* GIVEN INSTRUCTION *
Return all lines from the listing below in which the string "marker" occurs.

[Figure contents as structured data]
— BEGIN —

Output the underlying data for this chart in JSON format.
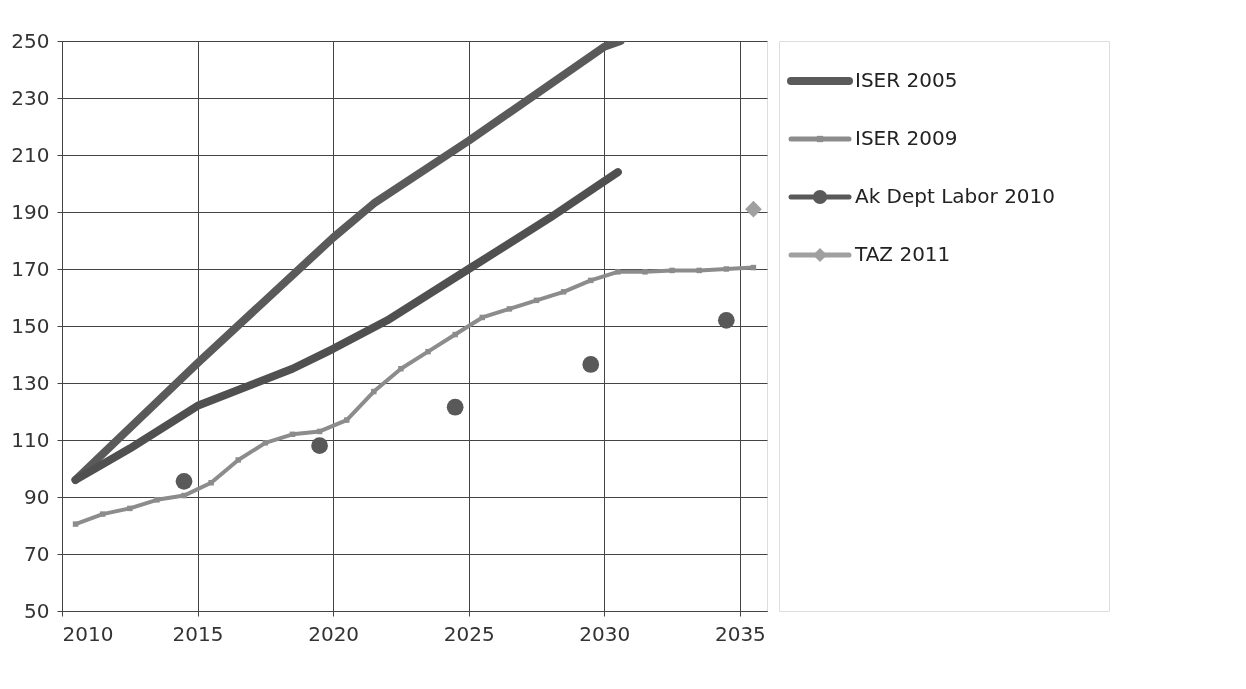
{
  "chart_data": {
    "type": "line",
    "xlim": [
      2010,
      2036
    ],
    "ylim": [
      50,
      250
    ],
    "xticks": [
      2010,
      2015,
      2020,
      2025,
      2030,
      2035
    ],
    "yticks": [
      50,
      70,
      90,
      110,
      130,
      150,
      170,
      190,
      210,
      230,
      250
    ],
    "grid": true,
    "legend": "right",
    "line_style": "solid",
    "series": [
      {
        "name": "ISER 2005",
        "color": "#5a5a5a",
        "marker": "none",
        "x": [
          2010.5,
          2015,
          2020,
          2021.5,
          2025,
          2030,
          2030.6
        ],
        "values": [
          96,
          137,
          181,
          193,
          215,
          248,
          250
        ]
      },
      {
        "color": "#505050",
        "marker": "none",
        "x": [
          2010.5,
          2012.5,
          2015,
          2018.5,
          2020,
          2022,
          2025,
          2028,
          2030.5
        ],
        "values": [
          96,
          107,
          122,
          135,
          142,
          152,
          170,
          188,
          204
        ]
      },
      {
        "name": "ISER 2009",
        "color": "#8c8c8c",
        "marker": "square",
        "x": [
          2010.5,
          2011.5,
          2012.5,
          2013.5,
          2014.5,
          2015.5,
          2016.5,
          2017.5,
          2018.5,
          2019.5,
          2020.5,
          2021.5,
          2022.5,
          2023.5,
          2024.5,
          2025.5,
          2026.5,
          2027.5,
          2028.5,
          2029.5,
          2030.5,
          2031.5,
          2032.5,
          2033.5,
          2034.5,
          2035.5
        ],
        "values": [
          80.5,
          84,
          86,
          89,
          90.5,
          95,
          103,
          109,
          112,
          113,
          117,
          127,
          135,
          141,
          147,
          153,
          156,
          159,
          162,
          166,
          169,
          169,
          169.5,
          169.5,
          170,
          170.5
        ]
      },
      {
        "name": "Ak Dept Labor 2010",
        "type": "scatter",
        "color": "#595959",
        "marker": "circle",
        "x": [
          2014.5,
          2019.5,
          2024.5,
          2029.5,
          2034.5
        ],
        "values": [
          95.5,
          108,
          121.5,
          136.5,
          152
        ]
      },
      {
        "name": "TAZ 2011",
        "type": "scatter",
        "color": "#a0a0a0",
        "marker": "diamond",
        "x": [
          2035.5
        ],
        "values": [
          191
        ]
      }
    ]
  }
}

— END —

* OUTPUT *
        "marker": "none",
        "marker": "none",
        "marker": "square",
        "marker": "circle",
        "marker": "diamond",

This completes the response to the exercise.